Figure data in JSON:
__________________________________________________

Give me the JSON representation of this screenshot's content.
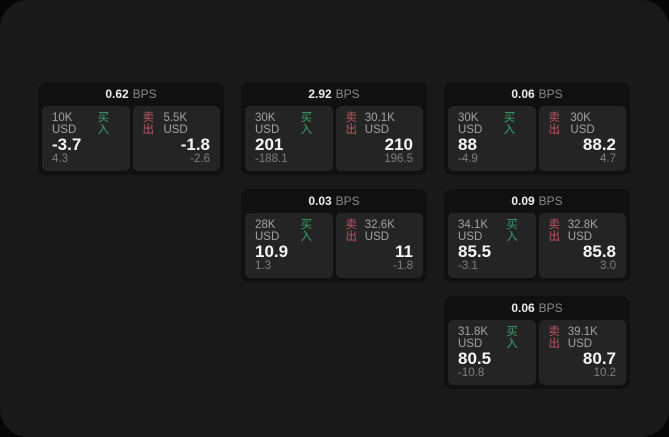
{
  "labels": {
    "bps_unit": "BPS",
    "buy": "买入",
    "sell": "卖出"
  },
  "colors": {
    "buy_green": "#3da06c",
    "sell_red": "#bf5564",
    "surface": "#191919",
    "card": "#101010",
    "panel": "#242424"
  },
  "cards": [
    {
      "bps": "0.62",
      "buy": {
        "amount": "10K USD",
        "price": "-3.7",
        "delta": "4.3"
      },
      "sell": {
        "amount": "5.5K USD",
        "price": "-1.8",
        "delta": "-2.6"
      }
    },
    {
      "bps": "2.92",
      "buy": {
        "amount": "30K USD",
        "price": "201",
        "delta": "-188.1"
      },
      "sell": {
        "amount": "30.1K USD",
        "price": "210",
        "delta": "196.5"
      }
    },
    {
      "bps": "0.06",
      "buy": {
        "amount": "30K USD",
        "price": "88",
        "delta": "-4.9"
      },
      "sell": {
        "amount": "30K USD",
        "price": "88.2",
        "delta": "4.7"
      }
    },
    {
      "bps": "0.03",
      "buy": {
        "amount": "28K USD",
        "price": "10.9",
        "delta": "1.3"
      },
      "sell": {
        "amount": "32.6K USD",
        "price": "11",
        "delta": "-1.8"
      }
    },
    {
      "bps": "0.09",
      "buy": {
        "amount": "34.1K USD",
        "price": "85.5",
        "delta": "-3.1"
      },
      "sell": {
        "amount": "32.8K USD",
        "price": "85.8",
        "delta": "3.0"
      }
    },
    {
      "bps": "0.06",
      "buy": {
        "amount": "31.8K USD",
        "price": "80.5",
        "delta": "-10.8"
      },
      "sell": {
        "amount": "39.1K USD",
        "price": "80.7",
        "delta": "10.2"
      }
    }
  ]
}
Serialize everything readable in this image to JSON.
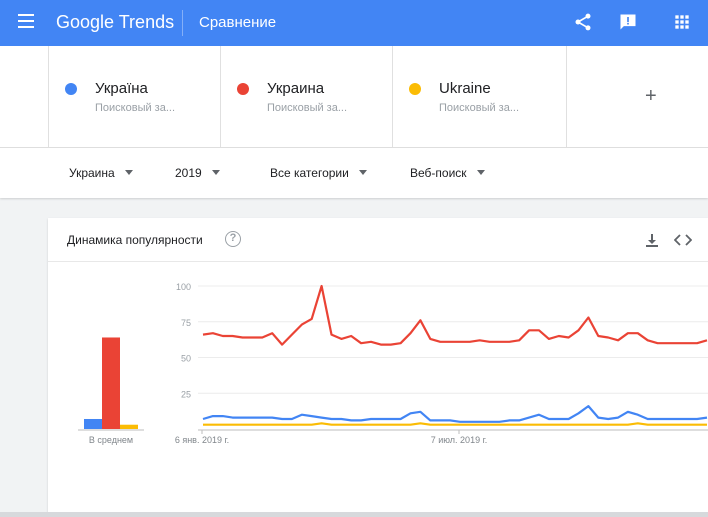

__________________________________________________

Copy down every line of the material above that includes the string "price".

        "price": "-3.7",
        "price": "-1.8",
        "price": "201",
        "price": "210",
        "price": "88",
        "price": "88.2",
        "price": "10.9",
        "price": "11",
        "price": "85.5",
        "price": "85.8",
        "price": "80.5",
        "price": "80.7",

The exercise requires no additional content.